## [TASK STATEMENT]
Would you restate all the data that follows, word for word?

## [INFORMATION SUPPLIED]
* * *
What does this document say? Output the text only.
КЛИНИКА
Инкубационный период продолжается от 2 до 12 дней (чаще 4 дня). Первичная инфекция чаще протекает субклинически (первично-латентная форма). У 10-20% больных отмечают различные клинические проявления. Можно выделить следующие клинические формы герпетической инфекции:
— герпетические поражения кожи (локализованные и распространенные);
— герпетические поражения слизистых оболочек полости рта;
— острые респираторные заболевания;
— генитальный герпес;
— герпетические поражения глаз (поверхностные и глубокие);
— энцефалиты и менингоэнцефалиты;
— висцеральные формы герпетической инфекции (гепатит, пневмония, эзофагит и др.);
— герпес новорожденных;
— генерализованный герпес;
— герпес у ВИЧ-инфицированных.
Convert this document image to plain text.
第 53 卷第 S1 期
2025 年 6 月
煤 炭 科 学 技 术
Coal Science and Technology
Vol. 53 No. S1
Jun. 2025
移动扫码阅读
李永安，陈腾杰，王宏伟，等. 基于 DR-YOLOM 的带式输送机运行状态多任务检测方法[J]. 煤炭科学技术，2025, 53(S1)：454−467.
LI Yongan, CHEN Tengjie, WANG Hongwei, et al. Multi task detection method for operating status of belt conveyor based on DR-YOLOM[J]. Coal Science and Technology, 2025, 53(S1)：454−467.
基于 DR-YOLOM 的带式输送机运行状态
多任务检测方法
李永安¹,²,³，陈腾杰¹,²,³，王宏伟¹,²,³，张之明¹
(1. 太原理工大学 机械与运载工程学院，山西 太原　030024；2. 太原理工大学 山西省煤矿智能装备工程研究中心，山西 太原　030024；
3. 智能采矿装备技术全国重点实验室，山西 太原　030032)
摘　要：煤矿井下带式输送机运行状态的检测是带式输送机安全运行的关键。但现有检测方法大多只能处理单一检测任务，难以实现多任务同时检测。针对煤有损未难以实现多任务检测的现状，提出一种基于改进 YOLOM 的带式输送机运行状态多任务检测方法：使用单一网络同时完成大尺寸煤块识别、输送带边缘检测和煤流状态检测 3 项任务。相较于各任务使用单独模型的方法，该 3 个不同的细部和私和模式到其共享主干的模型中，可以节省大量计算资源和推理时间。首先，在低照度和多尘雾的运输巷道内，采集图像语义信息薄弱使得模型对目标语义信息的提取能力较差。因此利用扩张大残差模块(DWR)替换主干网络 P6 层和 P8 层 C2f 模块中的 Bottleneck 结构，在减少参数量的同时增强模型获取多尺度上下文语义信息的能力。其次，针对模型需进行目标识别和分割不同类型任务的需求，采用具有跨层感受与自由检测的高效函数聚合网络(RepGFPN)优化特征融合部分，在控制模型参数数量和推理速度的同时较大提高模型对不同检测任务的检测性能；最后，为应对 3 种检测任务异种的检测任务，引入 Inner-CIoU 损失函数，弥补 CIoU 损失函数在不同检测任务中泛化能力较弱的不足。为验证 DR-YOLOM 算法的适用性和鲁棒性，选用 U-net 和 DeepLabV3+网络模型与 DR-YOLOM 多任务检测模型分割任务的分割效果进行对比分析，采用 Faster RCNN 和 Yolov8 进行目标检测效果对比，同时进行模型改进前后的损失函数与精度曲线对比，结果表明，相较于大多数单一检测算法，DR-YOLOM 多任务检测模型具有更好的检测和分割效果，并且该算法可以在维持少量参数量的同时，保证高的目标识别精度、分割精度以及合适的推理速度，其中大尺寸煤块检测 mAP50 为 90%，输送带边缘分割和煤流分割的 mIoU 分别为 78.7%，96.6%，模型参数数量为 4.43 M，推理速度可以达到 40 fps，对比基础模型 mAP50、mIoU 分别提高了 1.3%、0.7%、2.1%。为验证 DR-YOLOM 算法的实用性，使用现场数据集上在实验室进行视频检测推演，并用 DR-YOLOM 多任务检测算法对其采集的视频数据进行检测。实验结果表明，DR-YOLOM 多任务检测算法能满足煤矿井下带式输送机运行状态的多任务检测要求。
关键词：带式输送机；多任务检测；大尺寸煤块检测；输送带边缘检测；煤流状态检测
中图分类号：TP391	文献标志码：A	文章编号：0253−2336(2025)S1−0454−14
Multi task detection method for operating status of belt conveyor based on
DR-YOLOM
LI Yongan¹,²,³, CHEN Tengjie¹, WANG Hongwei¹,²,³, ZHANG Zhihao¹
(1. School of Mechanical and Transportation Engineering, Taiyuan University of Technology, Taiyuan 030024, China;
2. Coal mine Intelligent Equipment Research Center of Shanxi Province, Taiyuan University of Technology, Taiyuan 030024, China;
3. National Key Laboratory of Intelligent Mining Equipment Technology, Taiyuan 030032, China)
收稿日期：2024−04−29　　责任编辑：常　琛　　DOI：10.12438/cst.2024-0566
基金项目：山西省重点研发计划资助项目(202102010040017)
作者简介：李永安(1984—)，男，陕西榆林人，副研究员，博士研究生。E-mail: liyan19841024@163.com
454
* * *
## [OUTPUT BELOW]
What does this document say? Output the text only.
КЛИНИКА
Инкубационный период продолжается от 2 до 12 дней (чаще 4 дня). Первичная инфекция чаще протекает субклинически (первично-латентная форма). У 10-20% больных отмечают различные клинические проявления. Можно выделить следующие клинические формы герпетической инфекции:
— герпетические поражения кожи (локализованные и распространенные);
— герпетические поражения слизистых оболочек полости рта;
— острые респираторные заболевания;
— генитальный герпес;
— герпетические поражения глаз (поверхностные и глубокие);
— энцефалиты и менингоэнцефалиты;
— висцеральные формы герпетической инфекции (гепатит, пневмония, эзофагит и др.);
— герпес новорожденных;
— генерализованный герпес;
— герпес у ВИЧ-инфицированных.
Convert this document image to plain text.
第 53 卷第 S1 期
2025 年 6 月
煤 炭 科 学 技 术
Coal Science and Technology
Vol. 53 No. S1
Jun. 2025
移动扫码阅读
李永安，陈腾杰，王宏伟，等. 基于 DR-YOLOM 的带式输送机运行状态多任务检测方法[J]. 煤炭科学技术，2025, 53(S1)：454−467.
LI Yongan, CHEN Tengjie, WANG Hongwei, et al. Multi task detection method for operating status of belt conveyor based on DR-YOLOM[J]. Coal Science and Technology, 2025, 53(S1)：454−467.
基于 DR-YOLOM 的带式输送机运行状态
多任务检测方法
李永安¹,²,³，陈腾杰¹,²,³，王宏伟¹,²,³，张之明¹
(1. 太原理工大学 机械与运载工程学院，山西 太原　030024；2. 太原理工大学 山西省煤矿智能装备工程研究中心，山西 太原　030024；
3. 智能采矿装备技术全国重点实验室，山西 太原　030032)
摘　要：煤矿井下带式输送机运行状态的检测是带式输送机安全运行的关键。但现有检测方法大多只能处理单一检测任务，难以实现多任务同时检测。针对煤有损未难以实现多任务检测的现状，提出一种基于改进 YOLOM 的带式输送机运行状态多任务检测方法：使用单一网络同时完成大尺寸煤块识别、输送带边缘检测和煤流状态检测 3 项任务。相较于各任务使用单独模型的方法，该 3 个不同的细部和私和模式到其共享主干的模型中，可以节省大量计算资源和推理时间。首先，在低照度和多尘雾的运输巷道内，采集图像语义信息薄弱使得模型对目标语义信息的提取能力较差。因此利用扩张大残差模块(DWR)替换主干网络 P6 层和 P8 层 C2f 模块中的 Bottleneck 结构，在减少参数量的同时增强模型获取多尺度上下文语义信息的能力。其次，针对模型需进行目标识别和分割不同类型任务的需求，采用具有跨层感受与自由检测的高效函数聚合网络(RepGFPN)优化特征融合部分，在控制模型参数数量和推理速度的同时较大提高模型对不同检测任务的检测性能；最后，为应对 3 种检测任务异种的检测任务，引入 Inner-CIoU 损失函数，弥补 CIoU 损失函数在不同检测任务中泛化能力较弱的不足。为验证 DR-YOLOM 算法的适用性和鲁棒性，选用 U-net 和 DeepLabV3+网络模型与 DR-YOLOM 多任务检测模型分割任务的分割效果进行对比分析，采用 Faster RCNN 和 Yolov8 进行目标检测效果对比，同时进行模型改进前后的损失函数与精度曲线对比，结果表明，相较于大多数单一检测算法，DR-YOLOM 多任务检测模型具有更好的检测和分割效果，并且该算法可以在维持少量参数量的同时，保证高的目标识别精度、分割精度以及合适的推理速度，其中大尺寸煤块检测 mAP50 为 90%，输送带边缘分割和煤流分割的 mIoU 分别为 78.7%，96.6%，模型参数数量为 4.43 M，推理速度可以达到 40 fps，对比基础模型 mAP50、mIoU 分别提高了 1.3%、0.7%、2.1%。为验证 DR-YOLOM 算法的实用性，使用现场数据集上在实验室进行视频检测推演，并用 DR-YOLOM 多任务检测算法对其采集的视频数据进行检测。实验结果表明，DR-YOLOM 多任务检测算法能满足煤矿井下带式输送机运行状态的多任务检测要求。
关键词：带式输送机；多任务检测；大尺寸煤块检测；输送带边缘检测；煤流状态检测
中图分类号：TP391	文献标志码：A	文章编号：0253−2336(2025)S1−0454−14
Multi task detection method for operating status of belt conveyor based on
DR-YOLOM
LI Yongan¹,²,³, CHEN Tengjie¹, WANG Hongwei¹,²,³, ZHANG Zhihao¹
(1. School of Mechanical and Transportation Engineering, Taiyuan University of Technology, Taiyuan 030024, China;
2. Coal mine Intelligent Equipment Research Center of Shanxi Province, Taiyuan University of Technology, Taiyuan 030024, China;
3. National Key Laboratory of Intelligent Mining Equipment Technology, Taiyuan 030032, China)
收稿日期：2024−04−29　　责任编辑：常　琛　　DOI：10.12438/cst.2024-0566
基金项目：山西省重点研发计划资助项目(202102010040017)
作者简介：李永安(1984—)，男，陕西榆林人，副研究员，博士研究生。E-mail: liyan19841024@163.com
454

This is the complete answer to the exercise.